Stored items from a collection
+ + + +
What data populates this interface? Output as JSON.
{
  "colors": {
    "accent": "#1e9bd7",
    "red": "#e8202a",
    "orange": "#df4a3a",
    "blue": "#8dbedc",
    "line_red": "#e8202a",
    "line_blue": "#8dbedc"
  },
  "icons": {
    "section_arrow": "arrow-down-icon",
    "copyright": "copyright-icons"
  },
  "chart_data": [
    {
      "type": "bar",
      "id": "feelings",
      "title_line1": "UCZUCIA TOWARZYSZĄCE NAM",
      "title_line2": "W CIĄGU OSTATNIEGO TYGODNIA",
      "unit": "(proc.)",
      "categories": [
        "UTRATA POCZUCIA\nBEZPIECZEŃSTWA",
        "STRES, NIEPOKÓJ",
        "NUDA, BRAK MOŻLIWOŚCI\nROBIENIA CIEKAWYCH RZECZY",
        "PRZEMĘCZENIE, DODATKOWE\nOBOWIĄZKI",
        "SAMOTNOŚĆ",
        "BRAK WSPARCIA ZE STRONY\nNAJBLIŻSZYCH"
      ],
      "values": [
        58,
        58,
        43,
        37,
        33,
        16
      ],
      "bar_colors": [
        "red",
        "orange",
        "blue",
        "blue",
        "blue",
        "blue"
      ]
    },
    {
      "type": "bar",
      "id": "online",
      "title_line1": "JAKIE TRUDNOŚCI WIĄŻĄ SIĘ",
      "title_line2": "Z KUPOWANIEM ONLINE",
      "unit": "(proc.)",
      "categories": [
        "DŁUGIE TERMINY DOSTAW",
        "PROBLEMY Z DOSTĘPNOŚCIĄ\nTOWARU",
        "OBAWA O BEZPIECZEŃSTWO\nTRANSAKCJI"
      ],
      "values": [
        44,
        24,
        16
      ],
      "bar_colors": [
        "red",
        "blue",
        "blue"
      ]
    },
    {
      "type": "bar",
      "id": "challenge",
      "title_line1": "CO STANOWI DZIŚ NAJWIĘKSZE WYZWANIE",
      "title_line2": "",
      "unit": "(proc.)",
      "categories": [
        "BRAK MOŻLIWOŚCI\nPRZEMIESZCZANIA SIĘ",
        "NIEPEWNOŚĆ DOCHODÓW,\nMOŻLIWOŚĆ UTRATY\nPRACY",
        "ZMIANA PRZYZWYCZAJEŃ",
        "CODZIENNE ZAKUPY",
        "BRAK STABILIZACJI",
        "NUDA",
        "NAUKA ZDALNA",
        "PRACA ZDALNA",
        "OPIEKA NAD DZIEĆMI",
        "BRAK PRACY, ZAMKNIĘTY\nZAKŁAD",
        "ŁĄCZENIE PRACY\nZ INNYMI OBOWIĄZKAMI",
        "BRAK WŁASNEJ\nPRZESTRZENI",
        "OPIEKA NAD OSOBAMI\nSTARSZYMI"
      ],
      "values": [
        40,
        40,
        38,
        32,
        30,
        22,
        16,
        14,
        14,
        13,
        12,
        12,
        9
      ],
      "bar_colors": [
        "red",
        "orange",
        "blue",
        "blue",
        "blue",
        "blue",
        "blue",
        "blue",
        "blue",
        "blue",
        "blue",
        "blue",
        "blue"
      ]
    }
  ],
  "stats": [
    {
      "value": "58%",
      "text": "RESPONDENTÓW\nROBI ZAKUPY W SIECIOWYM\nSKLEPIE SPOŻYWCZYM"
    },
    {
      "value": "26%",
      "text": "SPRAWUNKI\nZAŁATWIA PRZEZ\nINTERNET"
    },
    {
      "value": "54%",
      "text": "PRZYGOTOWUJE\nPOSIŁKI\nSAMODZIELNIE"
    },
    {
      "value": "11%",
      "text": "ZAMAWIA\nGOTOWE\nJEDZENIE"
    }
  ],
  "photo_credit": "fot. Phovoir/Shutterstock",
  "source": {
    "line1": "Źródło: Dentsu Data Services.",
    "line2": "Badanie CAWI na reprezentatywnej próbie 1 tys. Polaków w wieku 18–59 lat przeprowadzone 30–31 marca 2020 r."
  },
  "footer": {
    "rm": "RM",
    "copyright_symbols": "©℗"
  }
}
+ + + +
Scan the entries above for the word "ZAKUPY" and collect each line holding it.

        "CODZIENNE ZAKUPY",
      "text": "RESPONDENTÓW\nROBI ZAKUPY W SIECIOWYM\nSKLEPIE SPOŻYWCZYM"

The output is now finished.